### [Problem description]
Write out the data below in full. Keep it exact.

## Start Material provided

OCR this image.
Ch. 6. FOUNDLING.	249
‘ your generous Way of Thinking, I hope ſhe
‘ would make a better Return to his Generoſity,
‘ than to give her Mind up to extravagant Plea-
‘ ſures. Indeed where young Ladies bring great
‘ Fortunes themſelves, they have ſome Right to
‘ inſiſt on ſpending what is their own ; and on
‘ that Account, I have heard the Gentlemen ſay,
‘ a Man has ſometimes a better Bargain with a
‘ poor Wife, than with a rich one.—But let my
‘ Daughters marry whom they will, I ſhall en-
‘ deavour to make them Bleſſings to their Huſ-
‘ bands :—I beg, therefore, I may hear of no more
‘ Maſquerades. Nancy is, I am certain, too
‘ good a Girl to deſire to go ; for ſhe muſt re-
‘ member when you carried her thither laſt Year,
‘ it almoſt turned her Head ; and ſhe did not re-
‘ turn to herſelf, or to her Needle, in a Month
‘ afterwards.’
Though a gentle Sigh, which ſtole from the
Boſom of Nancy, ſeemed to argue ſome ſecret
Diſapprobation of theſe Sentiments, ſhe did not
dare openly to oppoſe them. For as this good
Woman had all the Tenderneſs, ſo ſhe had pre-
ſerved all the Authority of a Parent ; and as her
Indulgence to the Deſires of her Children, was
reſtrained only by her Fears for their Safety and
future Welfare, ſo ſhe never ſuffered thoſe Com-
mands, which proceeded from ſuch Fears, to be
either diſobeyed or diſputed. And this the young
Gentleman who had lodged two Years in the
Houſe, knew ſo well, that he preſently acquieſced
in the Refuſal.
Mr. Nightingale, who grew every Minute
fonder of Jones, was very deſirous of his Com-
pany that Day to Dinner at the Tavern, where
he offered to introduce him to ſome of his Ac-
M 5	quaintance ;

## End Material provided

### [Response]
OCR this image.
Ch. 6. FOUNDLING.	249
‘ your generous Way of Thinking, I hope ſhe
‘ would make a better Return to his Generoſity,
‘ than to give her Mind up to extravagant Plea-
‘ ſures. Indeed where young Ladies bring great
‘ Fortunes themſelves, they have ſome Right to
‘ inſiſt on ſpending what is their own ; and on
‘ that Account, I have heard the Gentlemen ſay,
‘ a Man has ſometimes a better Bargain with a
‘ poor Wife, than with a rich one.—But let my
‘ Daughters marry whom they will, I ſhall en-
‘ deavour to make them Bleſſings to their Huſ-
‘ bands :—I beg, therefore, I may hear of no more
‘ Maſquerades. Nancy is, I am certain, too
‘ good a Girl to deſire to go ; for ſhe muſt re-
‘ member when you carried her thither laſt Year,
‘ it almoſt turned her Head ; and ſhe did not re-
‘ turn to herſelf, or to her Needle, in a Month
‘ afterwards.’
Though a gentle Sigh, which ſtole from the
Boſom of Nancy, ſeemed to argue ſome ſecret
Diſapprobation of theſe Sentiments, ſhe did not
dare openly to oppoſe them. For as this good
Woman had all the Tenderneſs, ſo ſhe had pre-
ſerved all the Authority of a Parent ; and as her
Indulgence to the Deſires of her Children, was
reſtrained only by her Fears for their Safety and
future Welfare, ſo ſhe never ſuffered thoſe Com-
mands, which proceeded from ſuch Fears, to be
either diſobeyed or diſputed. And this the young
Gentleman who had lodged two Years in the
Houſe, knew ſo well, that he preſently acquieſced
in the Refuſal.
Mr. Nightingale, who grew every Minute
fonder of Jones, was very deſirous of his Com-
pany that Day to Dinner at the Tavern, where
he offered to introduce him to ſome of his Ac-
M 5	quaintance ;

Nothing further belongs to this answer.